Entries supplied:
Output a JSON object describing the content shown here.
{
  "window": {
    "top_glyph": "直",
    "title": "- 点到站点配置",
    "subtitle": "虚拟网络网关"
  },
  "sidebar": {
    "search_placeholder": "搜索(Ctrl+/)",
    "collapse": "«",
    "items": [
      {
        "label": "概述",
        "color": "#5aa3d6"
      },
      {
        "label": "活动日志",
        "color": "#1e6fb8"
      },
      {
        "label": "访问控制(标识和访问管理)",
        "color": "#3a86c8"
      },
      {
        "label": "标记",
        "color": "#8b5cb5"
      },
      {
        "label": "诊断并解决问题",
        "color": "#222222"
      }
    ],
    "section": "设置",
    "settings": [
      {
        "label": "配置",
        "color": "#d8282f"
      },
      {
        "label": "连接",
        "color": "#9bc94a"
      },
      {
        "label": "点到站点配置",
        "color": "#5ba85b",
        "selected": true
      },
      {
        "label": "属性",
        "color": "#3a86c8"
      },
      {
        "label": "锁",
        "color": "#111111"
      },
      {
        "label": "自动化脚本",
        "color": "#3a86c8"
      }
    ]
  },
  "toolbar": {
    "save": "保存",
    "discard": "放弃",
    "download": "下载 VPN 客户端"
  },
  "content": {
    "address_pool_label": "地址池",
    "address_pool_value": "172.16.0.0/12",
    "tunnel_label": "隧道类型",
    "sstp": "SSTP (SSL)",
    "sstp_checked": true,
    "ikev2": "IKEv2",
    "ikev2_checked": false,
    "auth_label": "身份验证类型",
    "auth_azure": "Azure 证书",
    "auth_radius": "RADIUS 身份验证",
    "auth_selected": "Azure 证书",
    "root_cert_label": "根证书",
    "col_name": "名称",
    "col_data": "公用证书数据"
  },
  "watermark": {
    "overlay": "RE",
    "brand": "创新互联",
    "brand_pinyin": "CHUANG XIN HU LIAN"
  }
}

What you need to do: Count the lines that hold the string "color", and reply with that number alone.

Completed exercise: 11